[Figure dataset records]
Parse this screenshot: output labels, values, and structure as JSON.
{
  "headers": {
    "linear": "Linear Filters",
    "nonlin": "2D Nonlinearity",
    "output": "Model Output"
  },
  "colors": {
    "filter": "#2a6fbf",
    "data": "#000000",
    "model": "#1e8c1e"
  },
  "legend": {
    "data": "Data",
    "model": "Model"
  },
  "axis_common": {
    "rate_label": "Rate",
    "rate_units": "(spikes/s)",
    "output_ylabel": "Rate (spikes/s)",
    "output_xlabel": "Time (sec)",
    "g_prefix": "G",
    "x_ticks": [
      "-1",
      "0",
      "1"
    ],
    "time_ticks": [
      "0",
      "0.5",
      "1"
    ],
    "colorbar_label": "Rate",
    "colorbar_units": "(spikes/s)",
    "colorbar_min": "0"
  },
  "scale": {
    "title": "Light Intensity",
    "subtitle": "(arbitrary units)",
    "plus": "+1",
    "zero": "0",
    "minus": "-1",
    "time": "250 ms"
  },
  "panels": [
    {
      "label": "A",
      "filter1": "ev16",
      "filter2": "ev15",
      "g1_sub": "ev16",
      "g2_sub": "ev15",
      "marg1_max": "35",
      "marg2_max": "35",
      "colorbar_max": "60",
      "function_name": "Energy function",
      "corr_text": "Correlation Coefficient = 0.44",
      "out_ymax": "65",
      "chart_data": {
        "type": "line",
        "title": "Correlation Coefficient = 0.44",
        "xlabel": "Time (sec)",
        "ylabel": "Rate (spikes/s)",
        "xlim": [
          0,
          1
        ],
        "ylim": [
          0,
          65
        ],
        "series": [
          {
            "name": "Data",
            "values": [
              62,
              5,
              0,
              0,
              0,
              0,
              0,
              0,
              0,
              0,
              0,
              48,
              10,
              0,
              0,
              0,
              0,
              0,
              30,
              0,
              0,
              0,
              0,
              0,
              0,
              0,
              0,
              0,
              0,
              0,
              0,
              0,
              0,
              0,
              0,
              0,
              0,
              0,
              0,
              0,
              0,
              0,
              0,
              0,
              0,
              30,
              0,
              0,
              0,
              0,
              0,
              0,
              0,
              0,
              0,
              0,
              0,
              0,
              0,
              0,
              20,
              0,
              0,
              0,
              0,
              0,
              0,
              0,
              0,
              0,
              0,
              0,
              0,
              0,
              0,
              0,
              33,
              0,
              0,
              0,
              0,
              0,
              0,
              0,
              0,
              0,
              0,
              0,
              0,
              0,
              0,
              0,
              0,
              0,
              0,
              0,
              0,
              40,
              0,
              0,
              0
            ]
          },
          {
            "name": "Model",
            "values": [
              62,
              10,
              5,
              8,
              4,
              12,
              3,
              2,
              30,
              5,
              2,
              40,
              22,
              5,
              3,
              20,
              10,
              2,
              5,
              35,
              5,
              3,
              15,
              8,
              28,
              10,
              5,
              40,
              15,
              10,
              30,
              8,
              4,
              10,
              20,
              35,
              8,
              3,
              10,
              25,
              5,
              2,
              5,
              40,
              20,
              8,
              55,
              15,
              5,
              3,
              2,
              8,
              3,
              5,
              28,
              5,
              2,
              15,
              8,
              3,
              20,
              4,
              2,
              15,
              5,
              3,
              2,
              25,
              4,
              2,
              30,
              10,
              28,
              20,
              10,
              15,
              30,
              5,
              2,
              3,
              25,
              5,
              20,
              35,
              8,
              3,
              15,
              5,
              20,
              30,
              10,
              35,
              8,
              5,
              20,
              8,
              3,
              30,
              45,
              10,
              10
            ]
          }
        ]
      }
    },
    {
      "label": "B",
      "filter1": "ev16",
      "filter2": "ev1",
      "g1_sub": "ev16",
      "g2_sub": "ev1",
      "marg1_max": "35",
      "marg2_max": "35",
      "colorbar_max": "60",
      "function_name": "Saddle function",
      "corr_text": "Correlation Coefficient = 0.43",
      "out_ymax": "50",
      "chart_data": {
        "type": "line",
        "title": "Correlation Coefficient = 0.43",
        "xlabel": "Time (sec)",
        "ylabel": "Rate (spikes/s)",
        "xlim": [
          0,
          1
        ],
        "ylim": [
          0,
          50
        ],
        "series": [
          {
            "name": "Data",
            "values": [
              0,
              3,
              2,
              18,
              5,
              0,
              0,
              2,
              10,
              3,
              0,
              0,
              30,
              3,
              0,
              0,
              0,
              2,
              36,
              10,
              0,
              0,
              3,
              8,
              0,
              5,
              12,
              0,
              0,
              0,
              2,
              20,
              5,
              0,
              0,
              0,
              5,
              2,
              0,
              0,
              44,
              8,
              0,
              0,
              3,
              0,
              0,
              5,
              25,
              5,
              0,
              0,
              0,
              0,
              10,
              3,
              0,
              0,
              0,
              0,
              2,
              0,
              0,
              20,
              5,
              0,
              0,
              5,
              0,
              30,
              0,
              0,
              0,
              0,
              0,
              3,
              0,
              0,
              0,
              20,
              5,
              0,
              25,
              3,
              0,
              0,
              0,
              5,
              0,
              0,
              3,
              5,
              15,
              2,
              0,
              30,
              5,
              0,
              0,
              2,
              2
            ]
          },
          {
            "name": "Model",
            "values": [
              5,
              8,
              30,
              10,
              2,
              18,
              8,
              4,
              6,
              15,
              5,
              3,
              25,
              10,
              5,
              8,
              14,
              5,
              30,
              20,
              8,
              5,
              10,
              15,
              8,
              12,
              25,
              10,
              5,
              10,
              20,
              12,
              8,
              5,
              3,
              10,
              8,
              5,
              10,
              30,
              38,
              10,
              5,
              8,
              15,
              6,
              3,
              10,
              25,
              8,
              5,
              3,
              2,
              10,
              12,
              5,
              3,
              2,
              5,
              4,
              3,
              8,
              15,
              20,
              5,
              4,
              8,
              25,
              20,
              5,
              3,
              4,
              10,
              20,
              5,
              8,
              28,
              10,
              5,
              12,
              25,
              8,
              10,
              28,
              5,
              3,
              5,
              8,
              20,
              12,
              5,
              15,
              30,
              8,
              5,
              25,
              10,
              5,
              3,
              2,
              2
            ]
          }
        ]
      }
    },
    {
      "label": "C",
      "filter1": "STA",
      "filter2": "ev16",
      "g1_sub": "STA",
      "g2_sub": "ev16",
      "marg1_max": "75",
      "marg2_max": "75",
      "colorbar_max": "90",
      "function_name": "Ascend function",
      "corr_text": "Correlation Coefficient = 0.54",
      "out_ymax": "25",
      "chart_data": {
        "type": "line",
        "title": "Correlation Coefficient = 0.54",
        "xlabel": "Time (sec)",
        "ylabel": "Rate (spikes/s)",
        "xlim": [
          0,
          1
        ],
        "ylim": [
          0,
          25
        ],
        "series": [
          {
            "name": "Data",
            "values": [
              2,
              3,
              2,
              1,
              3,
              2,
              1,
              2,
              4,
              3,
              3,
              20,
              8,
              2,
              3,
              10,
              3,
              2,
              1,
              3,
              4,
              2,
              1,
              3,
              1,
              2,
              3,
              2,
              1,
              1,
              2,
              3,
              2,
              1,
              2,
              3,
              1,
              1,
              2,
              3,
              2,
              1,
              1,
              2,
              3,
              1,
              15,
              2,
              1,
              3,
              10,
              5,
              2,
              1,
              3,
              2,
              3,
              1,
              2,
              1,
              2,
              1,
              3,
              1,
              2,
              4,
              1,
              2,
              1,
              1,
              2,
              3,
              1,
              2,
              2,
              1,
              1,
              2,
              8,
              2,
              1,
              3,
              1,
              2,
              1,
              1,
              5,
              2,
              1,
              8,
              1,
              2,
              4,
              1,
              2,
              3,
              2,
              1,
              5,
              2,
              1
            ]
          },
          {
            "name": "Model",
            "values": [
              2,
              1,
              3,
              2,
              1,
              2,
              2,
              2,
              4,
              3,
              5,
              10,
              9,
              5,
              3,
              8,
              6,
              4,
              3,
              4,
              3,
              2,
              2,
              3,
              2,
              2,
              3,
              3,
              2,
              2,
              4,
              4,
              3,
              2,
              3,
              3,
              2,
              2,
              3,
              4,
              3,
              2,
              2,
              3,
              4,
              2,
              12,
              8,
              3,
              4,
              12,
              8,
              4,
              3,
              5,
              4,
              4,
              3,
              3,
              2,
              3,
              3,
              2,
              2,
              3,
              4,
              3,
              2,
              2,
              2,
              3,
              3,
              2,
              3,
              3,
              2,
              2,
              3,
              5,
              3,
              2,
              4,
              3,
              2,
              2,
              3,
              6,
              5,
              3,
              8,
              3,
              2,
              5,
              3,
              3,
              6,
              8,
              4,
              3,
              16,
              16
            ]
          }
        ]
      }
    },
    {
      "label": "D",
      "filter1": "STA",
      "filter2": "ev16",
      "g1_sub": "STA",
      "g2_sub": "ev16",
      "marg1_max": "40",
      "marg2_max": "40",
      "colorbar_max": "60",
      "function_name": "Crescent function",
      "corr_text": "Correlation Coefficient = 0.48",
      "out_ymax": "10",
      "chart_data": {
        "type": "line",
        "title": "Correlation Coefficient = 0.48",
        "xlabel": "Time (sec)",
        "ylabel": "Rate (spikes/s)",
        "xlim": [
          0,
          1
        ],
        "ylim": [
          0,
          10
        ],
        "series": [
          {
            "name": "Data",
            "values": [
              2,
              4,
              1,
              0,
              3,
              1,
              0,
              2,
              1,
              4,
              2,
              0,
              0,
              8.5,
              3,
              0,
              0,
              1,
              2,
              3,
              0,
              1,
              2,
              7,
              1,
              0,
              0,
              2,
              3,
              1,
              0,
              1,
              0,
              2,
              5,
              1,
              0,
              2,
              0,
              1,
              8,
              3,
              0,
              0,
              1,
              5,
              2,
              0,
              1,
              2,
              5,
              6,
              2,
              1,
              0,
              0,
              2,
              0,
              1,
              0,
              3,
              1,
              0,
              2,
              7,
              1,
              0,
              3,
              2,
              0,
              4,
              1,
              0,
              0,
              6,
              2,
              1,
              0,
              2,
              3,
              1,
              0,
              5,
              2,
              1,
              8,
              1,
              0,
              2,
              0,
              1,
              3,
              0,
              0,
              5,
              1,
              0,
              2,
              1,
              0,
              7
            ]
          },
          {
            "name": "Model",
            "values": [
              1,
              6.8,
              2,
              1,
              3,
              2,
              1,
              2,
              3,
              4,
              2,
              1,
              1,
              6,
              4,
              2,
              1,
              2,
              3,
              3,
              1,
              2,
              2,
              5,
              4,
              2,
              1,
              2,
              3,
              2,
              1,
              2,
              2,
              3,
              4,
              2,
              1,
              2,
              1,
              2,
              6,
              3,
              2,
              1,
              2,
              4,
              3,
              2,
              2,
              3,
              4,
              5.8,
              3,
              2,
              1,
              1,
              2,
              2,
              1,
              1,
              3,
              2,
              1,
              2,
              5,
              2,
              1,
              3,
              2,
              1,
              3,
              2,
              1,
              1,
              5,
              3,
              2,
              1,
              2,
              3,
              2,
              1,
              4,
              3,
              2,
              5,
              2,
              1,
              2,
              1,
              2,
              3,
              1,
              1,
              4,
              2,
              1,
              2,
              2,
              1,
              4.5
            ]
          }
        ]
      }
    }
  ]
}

* What the exercise asks
Each line above that holds the string "function" should be copied and shown.

* Answer
      "function_name": "Energy function",
      "function_name": "Saddle function",
      "function_name": "Ascend function",
      "function_name": "Crescent function",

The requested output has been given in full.